● YOUR OBJECTIVE: Your task is to transcribe all of the records exactly and leave out the pictures.

● DATA EXTRACT:
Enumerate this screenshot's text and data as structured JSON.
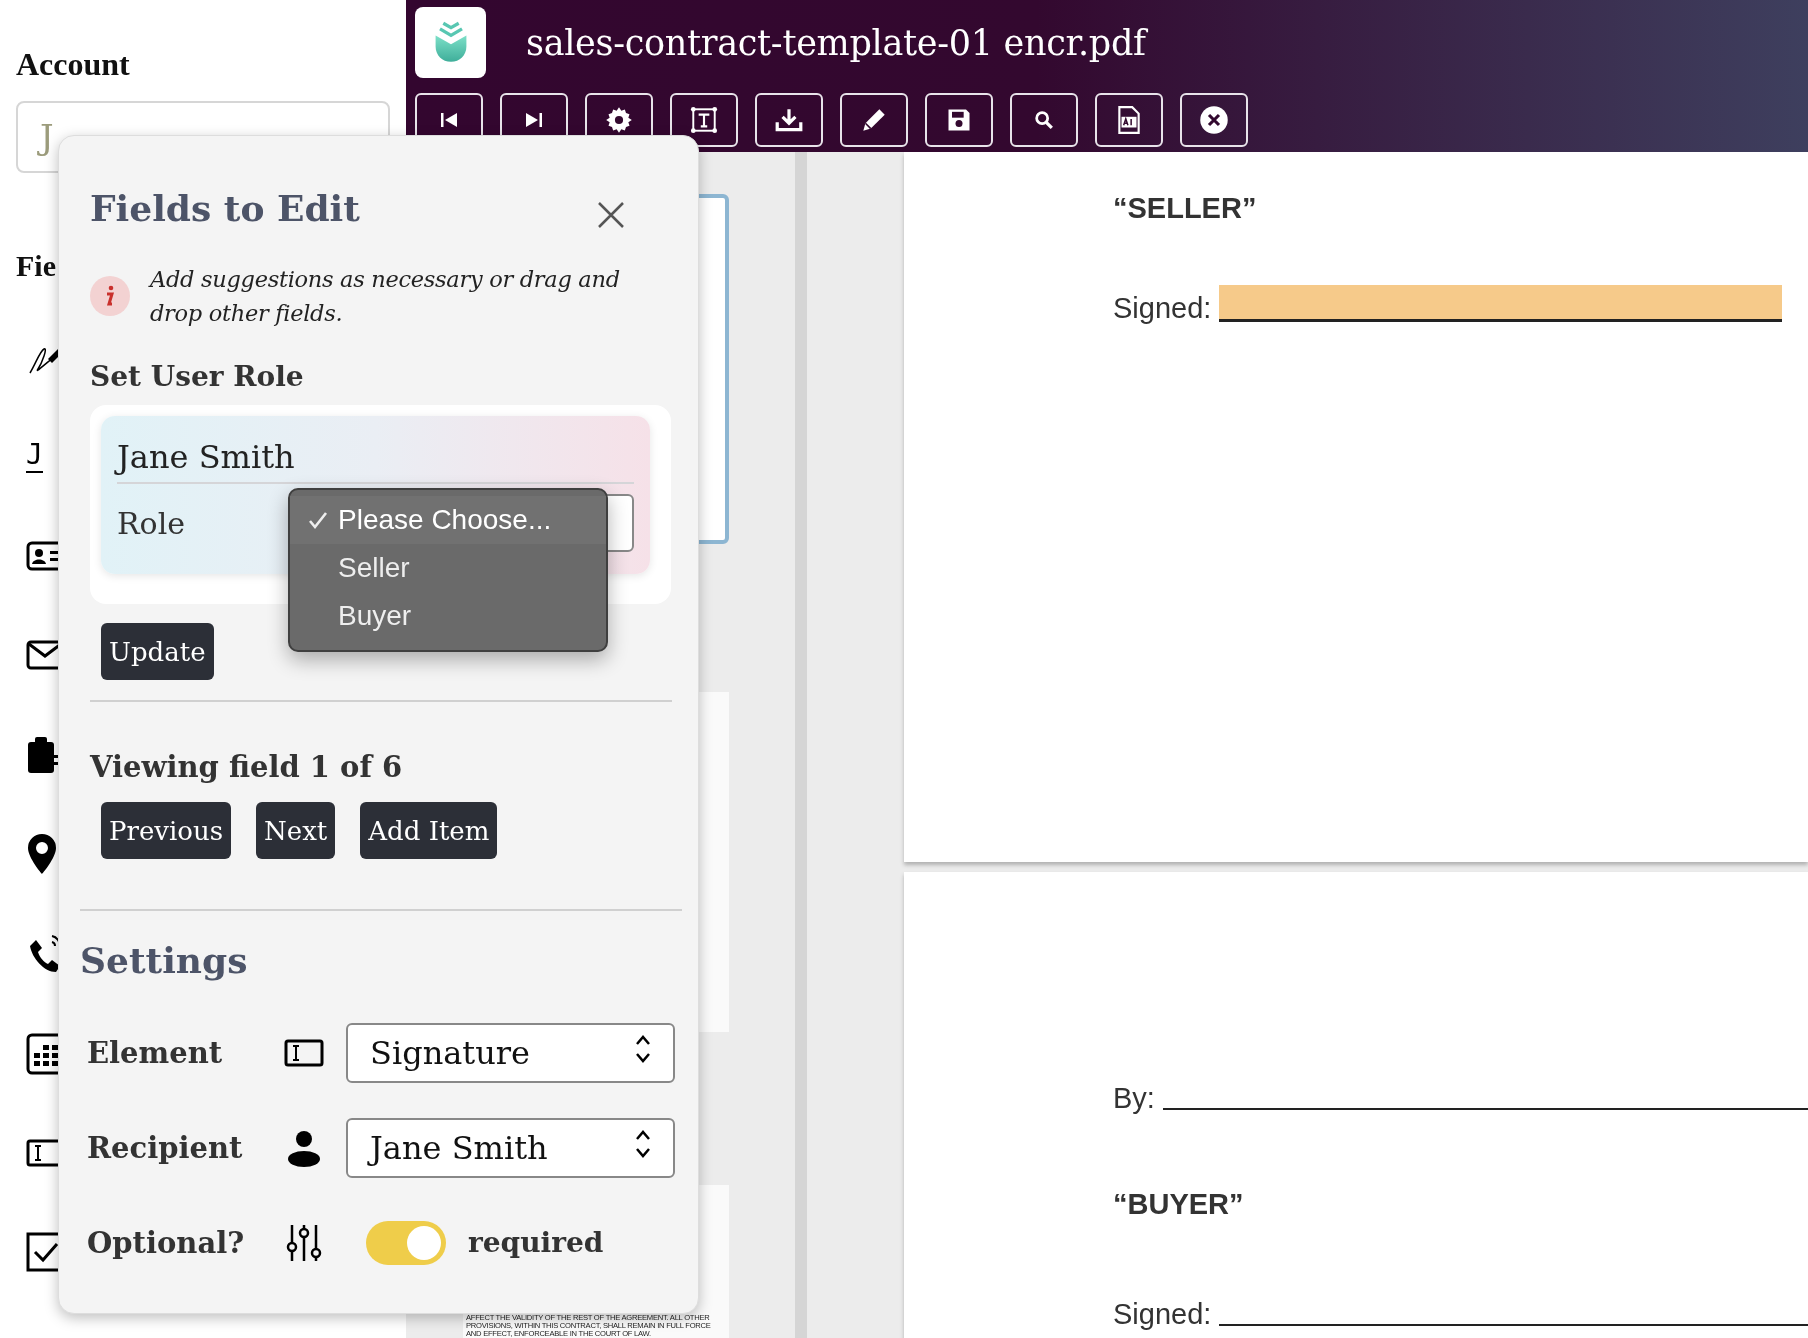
{
  "sidebar": {
    "account_label": "Account",
    "account_field": {
      "value": "J"
    },
    "fields_heading": "Fie",
    "field_tools": [
      {
        "kind": "signature"
      },
      {
        "kind": "initials",
        "text": "J"
      },
      {
        "kind": "id-card"
      },
      {
        "kind": "envelope"
      },
      {
        "kind": "clipboard"
      },
      {
        "kind": "map-pin"
      },
      {
        "kind": "phone"
      },
      {
        "kind": "calendar"
      },
      {
        "kind": "text-field"
      },
      {
        "kind": "checkbox"
      }
    ]
  },
  "header": {
    "title": "sales-contract-template-01 encr.pdf",
    "toolbar": [
      {
        "kind": "first-page"
      },
      {
        "kind": "last-page"
      },
      {
        "kind": "settings"
      },
      {
        "kind": "text-box"
      },
      {
        "kind": "download"
      },
      {
        "kind": "pen"
      },
      {
        "kind": "save"
      },
      {
        "kind": "search"
      },
      {
        "kind": "ai-file"
      },
      {
        "kind": "close"
      }
    ]
  },
  "thumbnails": [
    {
      "selected": true
    },
    {
      "selected": false
    },
    {
      "selected": false,
      "text": "AFFECT THE VALIDITY OF THE REST OF THE AGREEMENT. ALL OTHER PROVISIONS, WITHIN THIS CONTRACT, SHALL REMAIN IN FULL FORCE AND EFFECT, ENFORCEABLE IN THE COURT OF LAW."
    }
  ],
  "document": {
    "pages": [
      {
        "blocks": [
          {
            "kind": "heading",
            "text": "“SELLER”"
          },
          {
            "kind": "line",
            "label": "Signed:",
            "highlighted": true
          }
        ]
      },
      {
        "blocks": [
          {
            "kind": "line",
            "label": "By:",
            "highlighted": false
          },
          {
            "kind": "heading",
            "text": "“BUYER”"
          },
          {
            "kind": "line",
            "label": "Signed:",
            "highlighted": false
          }
        ]
      }
    ]
  },
  "dialog": {
    "title": "Fields to Edit",
    "info": "Add suggestions as necessary or drag and drop other fields.",
    "role_section": {
      "heading": "Set User Role",
      "name": "Jane Smith",
      "role_label": "Role",
      "update_button": "Update",
      "dropdown": [
        {
          "label": "Please Choose...",
          "selected": true
        },
        {
          "label": "Seller",
          "selected": false
        },
        {
          "label": "Buyer",
          "selected": false
        }
      ]
    },
    "viewing": "Viewing field 1 of 6",
    "nav_buttons": [
      "Previous",
      "Next",
      "Add Item"
    ],
    "settings": {
      "heading": "Settings",
      "rows": [
        {
          "kind": "select",
          "label": "Element",
          "icon": {
            "kind": "text-field"
          },
          "value": "Signature"
        },
        {
          "kind": "select",
          "label": "Recipient",
          "icon": {
            "kind": "person"
          },
          "value": "Jane Smith"
        },
        {
          "kind": "toggle",
          "label": "Optional?",
          "icon": {
            "kind": "sliders"
          },
          "on": true,
          "state_text": "required"
        }
      ]
    }
  }
}
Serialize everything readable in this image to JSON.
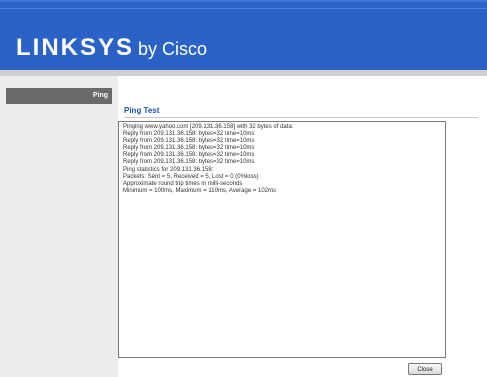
{
  "header": {
    "brand": "LINKSYS",
    "by": "by Cisco"
  },
  "sidebar": {
    "items": [
      {
        "label": "Ping"
      }
    ]
  },
  "main": {
    "title": "Ping Test",
    "output_lines": [
      "Pinging www.yahoo.com [209.131.36.158] with 32 bytes of data:",
      "Reply from 209.131.36.158: bytes=32 time=10ms",
      "Reply from 209.131.36.158: bytes=32 time=10ms",
      "Reply from 209.131.36.158: bytes=32 time=10ms",
      "Reply from 209.131.36.158: bytes=32 time=10ms",
      "Reply from 209.131.36.158: bytes=32 time=10ms",
      "Ping statistics for 209.131.36.158:",
      "Packets: Sent = 5, Received = 5, Lost = 0 (0%loss)",
      "Approximate round trip times in milli-seconds",
      "Minimum = 100ms, Maximum = 110ms, Average = 102ms"
    ],
    "close_label": "Close"
  }
}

● WRITTEN SOLUTION:
Enumerate this screenshot's text and data as structured JSON.
{
  "sidebar": {
    "account_label": "Account",
    "account_field": {
      "value": "J"
    },
    "fields_heading": "Fie",
    "field_tools": [
      {
        "kind": "signature"
      },
      {
        "kind": "initials",
        "text": "J"
      },
      {
        "kind": "id-card"
      },
      {
        "kind": "envelope"
      },
      {
        "kind": "clipboard"
      },
      {
        "kind": "map-pin"
      },
      {
        "kind": "phone"
      },
      {
        "kind": "calendar"
      },
      {
        "kind": "text-field"
      },
      {
        "kind": "checkbox"
      }
    ]
  },
  "header": {
    "title": "sales-contract-template-01 encr.pdf",
    "toolbar": [
      {
        "kind": "first-page"
      },
      {
        "kind": "last-page"
      },
      {
        "kind": "settings"
      },
      {
        "kind": "text-box"
      },
      {
        "kind": "download"
      },
      {
        "kind": "pen"
      },
      {
        "kind": "save"
      },
      {
        "kind": "search"
      },
      {
        "kind": "ai-file"
      },
      {
        "kind": "close"
      }
    ]
  },
  "thumbnails": [
    {
      "selected": true
    },
    {
      "selected": false
    },
    {
      "selected": false,
      "text": "AFFECT THE VALIDITY OF THE REST OF THE AGREEMENT. ALL OTHER PROVISIONS, WITHIN THIS CONTRACT, SHALL REMAIN IN FULL FORCE AND EFFECT, ENFORCEABLE IN THE COURT OF LAW."
    }
  ],
  "document": {
    "pages": [
      {
        "blocks": [
          {
            "kind": "heading",
            "text": "“SELLER”"
          },
          {
            "kind": "line",
            "label": "Signed:",
            "highlighted": true
          }
        ]
      },
      {
        "blocks": [
          {
            "kind": "line",
            "label": "By:",
            "highlighted": false
          },
          {
            "kind": "heading",
            "text": "“BUYER”"
          },
          {
            "kind": "line",
            "label": "Signed:",
            "highlighted": false
          }
        ]
      }
    ]
  },
  "dialog": {
    "title": "Fields to Edit",
    "info": "Add suggestions as necessary or drag and drop other fields.",
    "role_section": {
      "heading": "Set User Role",
      "name": "Jane Smith",
      "role_label": "Role",
      "update_button": "Update",
      "dropdown": [
        {
          "label": "Please Choose...",
          "selected": true
        },
        {
          "label": "Seller",
          "selected": false
        },
        {
          "label": "Buyer",
          "selected": false
        }
      ]
    },
    "viewing": "Viewing field 1 of 6",
    "nav_buttons": [
      "Previous",
      "Next",
      "Add Item"
    ],
    "settings": {
      "heading": "Settings",
      "rows": [
        {
          "kind": "select",
          "label": "Element",
          "icon": {
            "kind": "text-field"
          },
          "value": "Signature"
        },
        {
          "kind": "select",
          "label": "Recipient",
          "icon": {
            "kind": "person"
          },
          "value": "Jane Smith"
        },
        {
          "kind": "toggle",
          "label": "Optional?",
          "icon": {
            "kind": "sliders"
          },
          "on": true,
          "state_text": "required"
        }
      ]
    }
  }
}
Serialize everything readable in this image to JSON.
{
  "header": {
    "brand": "LINKSYS",
    "by": "by Cisco"
  },
  "sidebar": {
    "items": [
      {
        "label": "Ping"
      }
    ]
  },
  "main": {
    "title": "Ping Test",
    "output_lines": [
      "Pinging www.yahoo.com [209.131.36.158] with 32 bytes of data:",
      "Reply from 209.131.36.158: bytes=32 time=10ms",
      "Reply from 209.131.36.158: bytes=32 time=10ms",
      "Reply from 209.131.36.158: bytes=32 time=10ms",
      "Reply from 209.131.36.158: bytes=32 time=10ms",
      "Reply from 209.131.36.158: bytes=32 time=10ms",
      "Ping statistics for 209.131.36.158:",
      "Packets: Sent = 5, Received = 5, Lost = 0 (0%loss)",
      "Approximate round trip times in milli-seconds",
      "Minimum = 100ms, Maximum = 110ms, Average = 102ms"
    ],
    "close_label": "Close"
  }
}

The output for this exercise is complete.